Entries from a dataset:

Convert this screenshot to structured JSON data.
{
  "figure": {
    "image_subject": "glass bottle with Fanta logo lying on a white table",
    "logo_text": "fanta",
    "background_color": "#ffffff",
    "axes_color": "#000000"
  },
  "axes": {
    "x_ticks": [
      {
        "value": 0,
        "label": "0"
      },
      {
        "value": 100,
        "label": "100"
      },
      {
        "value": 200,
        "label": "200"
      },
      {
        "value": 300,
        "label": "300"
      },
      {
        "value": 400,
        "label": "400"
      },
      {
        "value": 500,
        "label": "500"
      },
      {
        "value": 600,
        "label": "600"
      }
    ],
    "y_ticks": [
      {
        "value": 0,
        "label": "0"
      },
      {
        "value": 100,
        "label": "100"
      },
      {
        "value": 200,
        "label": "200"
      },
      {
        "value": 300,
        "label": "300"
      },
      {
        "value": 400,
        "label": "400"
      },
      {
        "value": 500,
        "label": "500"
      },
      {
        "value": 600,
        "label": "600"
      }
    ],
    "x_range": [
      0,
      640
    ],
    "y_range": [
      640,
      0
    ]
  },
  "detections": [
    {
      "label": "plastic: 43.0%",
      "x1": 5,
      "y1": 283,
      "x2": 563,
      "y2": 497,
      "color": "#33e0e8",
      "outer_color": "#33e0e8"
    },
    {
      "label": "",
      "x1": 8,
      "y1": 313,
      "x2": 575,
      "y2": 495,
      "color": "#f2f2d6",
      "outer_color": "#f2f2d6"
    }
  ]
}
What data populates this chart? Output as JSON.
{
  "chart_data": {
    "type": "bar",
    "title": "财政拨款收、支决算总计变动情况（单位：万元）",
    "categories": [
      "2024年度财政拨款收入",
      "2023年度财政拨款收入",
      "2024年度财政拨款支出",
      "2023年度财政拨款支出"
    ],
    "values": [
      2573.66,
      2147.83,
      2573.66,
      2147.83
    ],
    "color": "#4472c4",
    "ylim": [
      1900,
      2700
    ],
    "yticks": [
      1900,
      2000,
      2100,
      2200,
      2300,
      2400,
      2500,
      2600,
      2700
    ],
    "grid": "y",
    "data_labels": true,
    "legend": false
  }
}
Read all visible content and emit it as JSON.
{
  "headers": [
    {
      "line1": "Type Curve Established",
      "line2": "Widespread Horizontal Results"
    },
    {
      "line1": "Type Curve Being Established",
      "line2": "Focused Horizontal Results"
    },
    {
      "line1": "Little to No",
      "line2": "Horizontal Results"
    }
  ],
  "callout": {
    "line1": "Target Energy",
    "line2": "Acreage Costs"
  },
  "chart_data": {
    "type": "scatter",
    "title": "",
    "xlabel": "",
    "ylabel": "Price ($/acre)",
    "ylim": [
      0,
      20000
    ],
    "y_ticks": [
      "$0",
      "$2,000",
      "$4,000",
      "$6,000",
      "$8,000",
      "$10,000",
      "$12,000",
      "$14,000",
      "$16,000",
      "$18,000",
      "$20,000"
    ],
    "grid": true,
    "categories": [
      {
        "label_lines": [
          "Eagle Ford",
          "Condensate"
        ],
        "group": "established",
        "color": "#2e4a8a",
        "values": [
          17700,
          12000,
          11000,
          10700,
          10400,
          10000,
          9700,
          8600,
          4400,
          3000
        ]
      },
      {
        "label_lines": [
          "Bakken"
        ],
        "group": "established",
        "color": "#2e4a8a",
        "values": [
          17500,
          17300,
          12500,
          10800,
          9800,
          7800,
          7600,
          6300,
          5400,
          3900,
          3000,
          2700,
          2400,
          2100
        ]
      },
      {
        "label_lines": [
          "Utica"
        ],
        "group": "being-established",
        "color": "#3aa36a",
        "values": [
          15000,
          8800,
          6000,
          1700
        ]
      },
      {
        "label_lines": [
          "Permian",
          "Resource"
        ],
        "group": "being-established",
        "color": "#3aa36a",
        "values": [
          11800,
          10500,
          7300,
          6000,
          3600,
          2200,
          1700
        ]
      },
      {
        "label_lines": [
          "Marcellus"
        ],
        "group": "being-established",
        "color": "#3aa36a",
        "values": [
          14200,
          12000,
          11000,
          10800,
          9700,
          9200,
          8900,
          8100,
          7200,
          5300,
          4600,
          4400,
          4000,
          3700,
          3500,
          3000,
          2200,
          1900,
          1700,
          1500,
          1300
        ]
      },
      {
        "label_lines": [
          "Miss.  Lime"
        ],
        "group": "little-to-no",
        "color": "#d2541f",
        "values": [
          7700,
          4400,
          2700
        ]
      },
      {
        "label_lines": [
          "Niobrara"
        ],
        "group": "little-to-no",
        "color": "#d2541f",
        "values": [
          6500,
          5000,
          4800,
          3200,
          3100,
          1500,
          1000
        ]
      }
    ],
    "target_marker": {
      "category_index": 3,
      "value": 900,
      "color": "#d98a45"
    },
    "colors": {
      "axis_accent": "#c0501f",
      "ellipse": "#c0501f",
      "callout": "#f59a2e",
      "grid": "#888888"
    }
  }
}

**WRITTEN PROBLEM:**
State the count of lines that contain the string "Horizontal". Nothing else is needed.

**RESPONSE TO THE EXERCISE:**
3